(Dataset items)

══════════════════════════════

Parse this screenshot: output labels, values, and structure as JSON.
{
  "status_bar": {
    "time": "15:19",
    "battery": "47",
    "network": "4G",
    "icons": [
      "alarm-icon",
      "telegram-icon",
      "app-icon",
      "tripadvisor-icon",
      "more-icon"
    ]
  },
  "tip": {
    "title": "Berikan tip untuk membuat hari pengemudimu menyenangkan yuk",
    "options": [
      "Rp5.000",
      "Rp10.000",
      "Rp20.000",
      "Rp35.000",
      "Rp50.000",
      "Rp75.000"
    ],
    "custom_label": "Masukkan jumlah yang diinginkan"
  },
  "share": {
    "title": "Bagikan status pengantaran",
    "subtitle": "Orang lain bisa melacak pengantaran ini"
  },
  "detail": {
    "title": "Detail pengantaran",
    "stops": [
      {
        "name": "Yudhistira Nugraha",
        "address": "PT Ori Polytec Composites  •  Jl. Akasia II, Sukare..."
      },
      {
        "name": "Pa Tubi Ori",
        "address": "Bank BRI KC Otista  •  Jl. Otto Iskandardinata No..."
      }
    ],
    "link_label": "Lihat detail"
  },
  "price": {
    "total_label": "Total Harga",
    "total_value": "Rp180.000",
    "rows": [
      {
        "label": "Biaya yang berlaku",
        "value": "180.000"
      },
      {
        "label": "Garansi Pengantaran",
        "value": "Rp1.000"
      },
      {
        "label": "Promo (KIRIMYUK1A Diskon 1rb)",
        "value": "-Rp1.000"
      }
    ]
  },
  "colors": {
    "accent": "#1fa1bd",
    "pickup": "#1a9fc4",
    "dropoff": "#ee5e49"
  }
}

══════════════════════════════

• _Exercise requirements_
Write out the whole listing again, exactly as it stands.

• _Worked solution_
Parse this screenshot: output labels, values, and structure as JSON.
{
  "status_bar": {
    "time": "15:19",
    "battery": "47",
    "network": "4G",
    "icons": [
      "alarm-icon",
      "telegram-icon",
      "app-icon",
      "tripadvisor-icon",
      "more-icon"
    ]
  },
  "tip": {
    "title": "Berikan tip untuk membuat hari pengemudimu menyenangkan yuk",
    "options": [
      "Rp5.000",
      "Rp10.000",
      "Rp20.000",
      "Rp35.000",
      "Rp50.000",
      "Rp75.000"
    ],
    "custom_label": "Masukkan jumlah yang diinginkan"
  },
  "share": {
    "title": "Bagikan status pengantaran",
    "subtitle": "Orang lain bisa melacak pengantaran ini"
  },
  "detail": {
    "title": "Detail pengantaran",
    "stops": [
      {
        "name": "Yudhistira Nugraha",
        "address": "PT Ori Polytec Composites  •  Jl. Akasia II, Sukare..."
      },
      {
        "name": "Pa Tubi Ori",
        "address": "Bank BRI KC Otista  •  Jl. Otto Iskandardinata No..."
      }
    ],
    "link_label": "Lihat detail"
  },
  "price": {
    "total_label": "Total Harga",
    "total_value": "Rp180.000",
    "rows": [
      {
        "label": "Biaya yang berlaku",
        "value": "180.000"
      },
      {
        "label": "Garansi Pengantaran",
        "value": "Rp1.000"
      },
      {
        "label": "Promo (KIRIMYUK1A Diskon 1rb)",
        "value": "-Rp1.000"
      }
    ]
  },
  "colors": {
    "accent": "#1fa1bd",
    "pickup": "#1a9fc4",
    "dropoff": "#ee5e49"
  }
}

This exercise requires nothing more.